━━ RECORD SET ━━
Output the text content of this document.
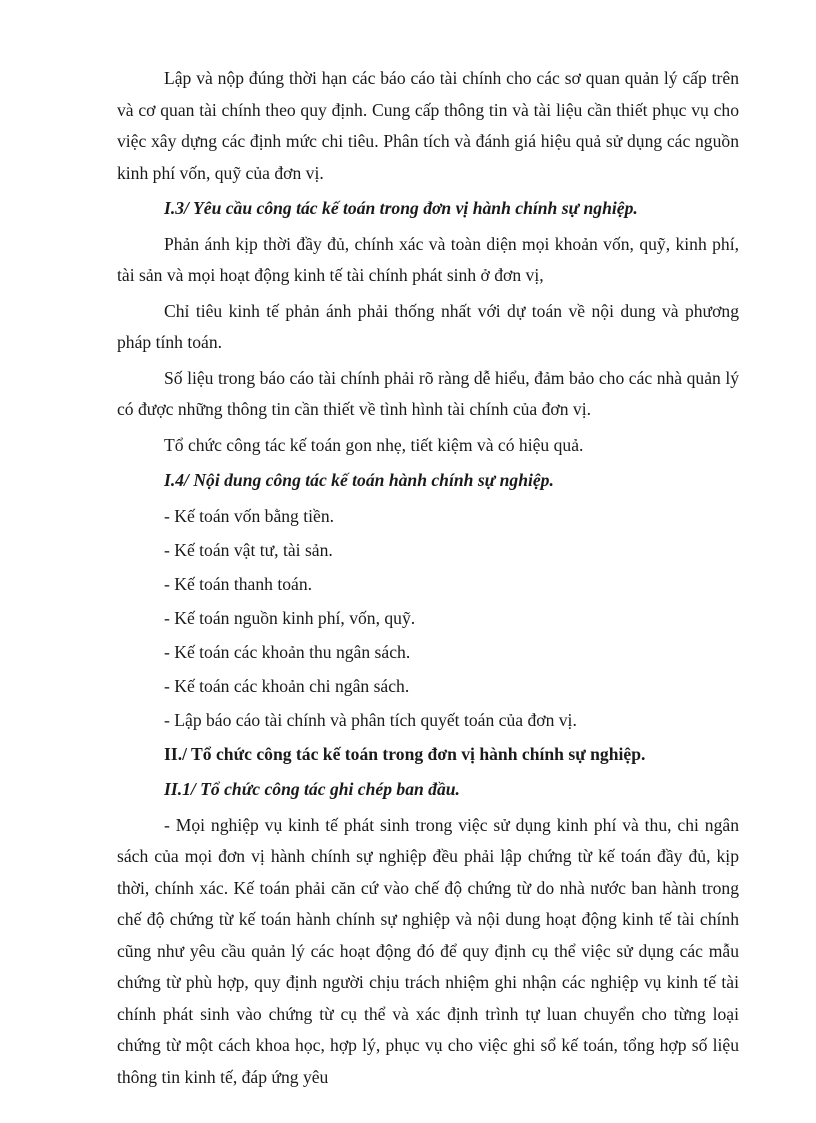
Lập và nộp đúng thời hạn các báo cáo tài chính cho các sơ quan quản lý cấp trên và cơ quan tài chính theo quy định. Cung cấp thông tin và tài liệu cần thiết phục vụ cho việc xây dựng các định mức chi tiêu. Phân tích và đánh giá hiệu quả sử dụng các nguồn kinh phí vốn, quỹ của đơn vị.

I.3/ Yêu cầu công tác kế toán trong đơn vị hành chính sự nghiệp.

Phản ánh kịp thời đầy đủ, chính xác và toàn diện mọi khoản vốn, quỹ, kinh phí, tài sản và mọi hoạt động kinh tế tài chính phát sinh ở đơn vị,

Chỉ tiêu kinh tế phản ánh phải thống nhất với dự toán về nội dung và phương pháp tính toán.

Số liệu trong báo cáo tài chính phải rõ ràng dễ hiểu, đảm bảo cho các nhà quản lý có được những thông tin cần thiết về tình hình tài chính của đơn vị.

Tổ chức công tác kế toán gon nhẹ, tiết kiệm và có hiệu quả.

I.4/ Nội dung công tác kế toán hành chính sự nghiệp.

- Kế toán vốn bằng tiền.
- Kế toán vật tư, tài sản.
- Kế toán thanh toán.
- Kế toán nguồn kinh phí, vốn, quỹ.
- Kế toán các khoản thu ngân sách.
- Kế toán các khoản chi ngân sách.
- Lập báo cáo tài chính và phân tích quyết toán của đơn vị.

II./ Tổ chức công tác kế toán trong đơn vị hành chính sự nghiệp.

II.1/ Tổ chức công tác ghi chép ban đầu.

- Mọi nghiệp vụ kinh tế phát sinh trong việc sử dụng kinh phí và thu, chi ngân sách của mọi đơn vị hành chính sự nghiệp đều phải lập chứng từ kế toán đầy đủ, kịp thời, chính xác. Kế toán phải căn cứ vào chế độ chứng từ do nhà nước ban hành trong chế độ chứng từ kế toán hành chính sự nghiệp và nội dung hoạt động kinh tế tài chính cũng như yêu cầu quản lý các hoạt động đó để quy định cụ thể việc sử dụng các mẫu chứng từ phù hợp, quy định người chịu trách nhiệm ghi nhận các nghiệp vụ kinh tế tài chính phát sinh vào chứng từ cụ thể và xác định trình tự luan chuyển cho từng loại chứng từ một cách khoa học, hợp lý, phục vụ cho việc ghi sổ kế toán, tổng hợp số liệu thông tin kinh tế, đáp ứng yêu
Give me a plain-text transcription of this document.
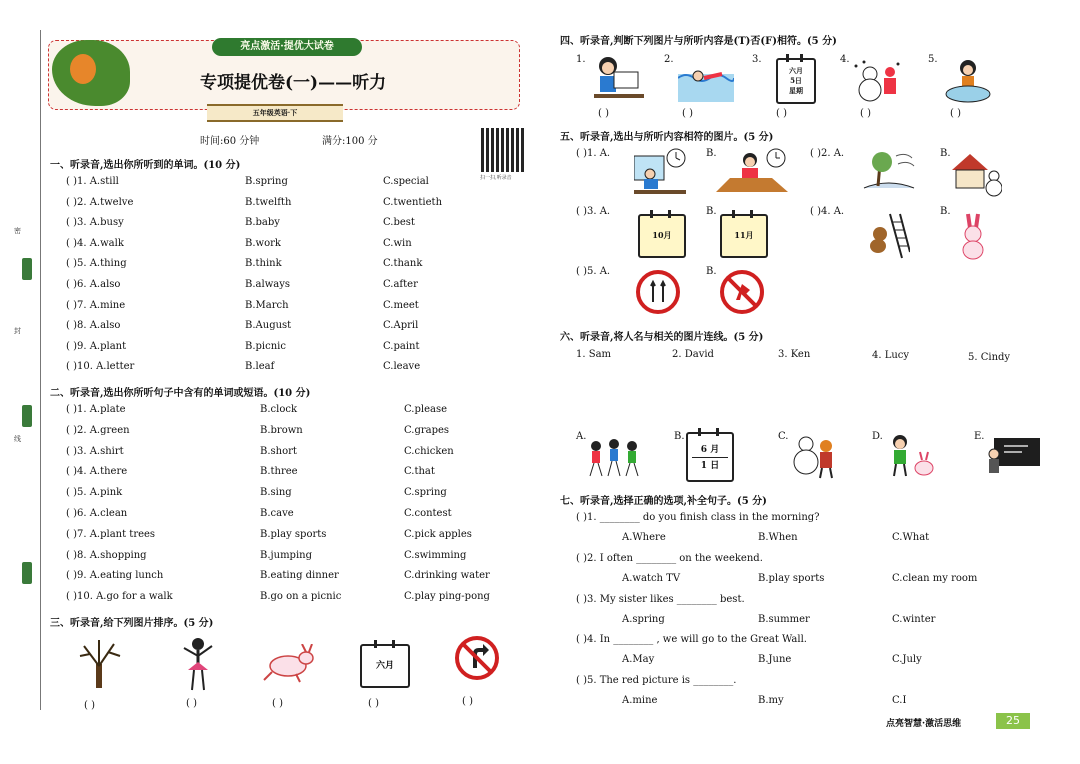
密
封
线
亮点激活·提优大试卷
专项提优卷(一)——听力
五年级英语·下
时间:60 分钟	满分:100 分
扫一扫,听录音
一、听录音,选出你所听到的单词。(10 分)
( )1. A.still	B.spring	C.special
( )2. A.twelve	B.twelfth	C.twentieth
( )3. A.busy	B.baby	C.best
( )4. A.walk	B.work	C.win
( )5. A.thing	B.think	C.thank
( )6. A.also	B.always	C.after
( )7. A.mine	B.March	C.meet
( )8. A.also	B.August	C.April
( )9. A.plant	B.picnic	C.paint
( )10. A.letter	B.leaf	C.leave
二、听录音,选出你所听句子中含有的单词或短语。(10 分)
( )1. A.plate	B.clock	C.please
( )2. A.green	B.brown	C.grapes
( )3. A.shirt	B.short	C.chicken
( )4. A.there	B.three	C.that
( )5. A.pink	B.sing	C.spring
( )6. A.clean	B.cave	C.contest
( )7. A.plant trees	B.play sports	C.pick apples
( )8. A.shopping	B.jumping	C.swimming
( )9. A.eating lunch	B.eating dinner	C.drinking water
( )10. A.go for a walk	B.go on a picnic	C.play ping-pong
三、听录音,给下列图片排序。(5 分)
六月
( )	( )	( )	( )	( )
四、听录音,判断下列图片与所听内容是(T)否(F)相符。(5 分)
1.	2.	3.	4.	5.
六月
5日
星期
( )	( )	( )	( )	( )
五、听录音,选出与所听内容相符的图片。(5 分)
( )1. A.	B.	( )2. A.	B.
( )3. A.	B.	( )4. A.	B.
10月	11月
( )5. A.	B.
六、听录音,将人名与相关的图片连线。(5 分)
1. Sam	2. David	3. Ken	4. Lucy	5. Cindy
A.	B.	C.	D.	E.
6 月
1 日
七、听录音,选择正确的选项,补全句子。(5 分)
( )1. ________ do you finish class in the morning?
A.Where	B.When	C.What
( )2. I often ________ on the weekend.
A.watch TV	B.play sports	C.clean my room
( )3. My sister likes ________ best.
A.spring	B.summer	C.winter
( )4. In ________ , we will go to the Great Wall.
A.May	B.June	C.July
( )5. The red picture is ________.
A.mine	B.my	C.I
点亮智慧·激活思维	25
━━━
TASK GOAL — From the material above, write out exactly the lines from the line with "Give me a plain-text" through the closing line, inclusive, and no pictures.

THE REPLY —
Give me a plain-text transcription of this document.
密
封
线
亮点激活·提优大试卷
专项提优卷(一)——听力
五年级英语·下
时间:60 分钟	满分:100 分
扫一扫,听录音
一、听录音,选出你所听到的单词。(10 分)
( )1. A.still	B.spring	C.special
( )2. A.twelve	B.twelfth	C.twentieth
( )3. A.busy	B.baby	C.best
( )4. A.walk	B.work	C.win
( )5. A.thing	B.think	C.thank
( )6. A.also	B.always	C.after
( )7. A.mine	B.March	C.meet
( )8. A.also	B.August	C.April
( )9. A.plant	B.picnic	C.paint
( )10. A.letter	B.leaf	C.leave
二、听录音,选出你所听句子中含有的单词或短语。(10 分)
( )1. A.plate	B.clock	C.please
( )2. A.green	B.brown	C.grapes
( )3. A.shirt	B.short	C.chicken
( )4. A.there	B.three	C.that
( )5. A.pink	B.sing	C.spring
( )6. A.clean	B.cave	C.contest
( )7. A.plant trees	B.play sports	C.pick apples
( )8. A.shopping	B.jumping	C.swimming
( )9. A.eating lunch	B.eating dinner	C.drinking water
( )10. A.go for a walk	B.go on a picnic	C.play ping-pong
三、听录音,给下列图片排序。(5 分)
六月
( )	( )	( )	( )	( )
四、听录音,判断下列图片与所听内容是(T)否(F)相符。(5 分)
1.	2.	3.	4.	5.
六月
5日
星期
( )	( )	( )	( )	( )
五、听录音,选出与所听内容相符的图片。(5 分)
( )1. A.	B.	( )2. A.	B.
( )3. A.	B.	( )4. A.	B.
10月	11月
( )5. A.	B.
六、听录音,将人名与相关的图片连线。(5 分)
1. Sam	2. David	3. Ken	4. Lucy	5. Cindy
A.	B.	C.	D.	E.
6 月
1 日
七、听录音,选择正确的选项,补全句子。(5 分)
( )1. ________ do you finish class in the morning?
A.Where	B.When	C.What
( )2. I often ________ on the weekend.
A.watch TV	B.play sports	C.clean my room
( )3. My sister likes ________ best.
A.spring	B.summer	C.winter
( )4. In ________ , we will go to the Great Wall.
A.May	B.June	C.July
( )5. The red picture is ________.
A.mine	B.my	C.I
点亮智慧·激活思维	25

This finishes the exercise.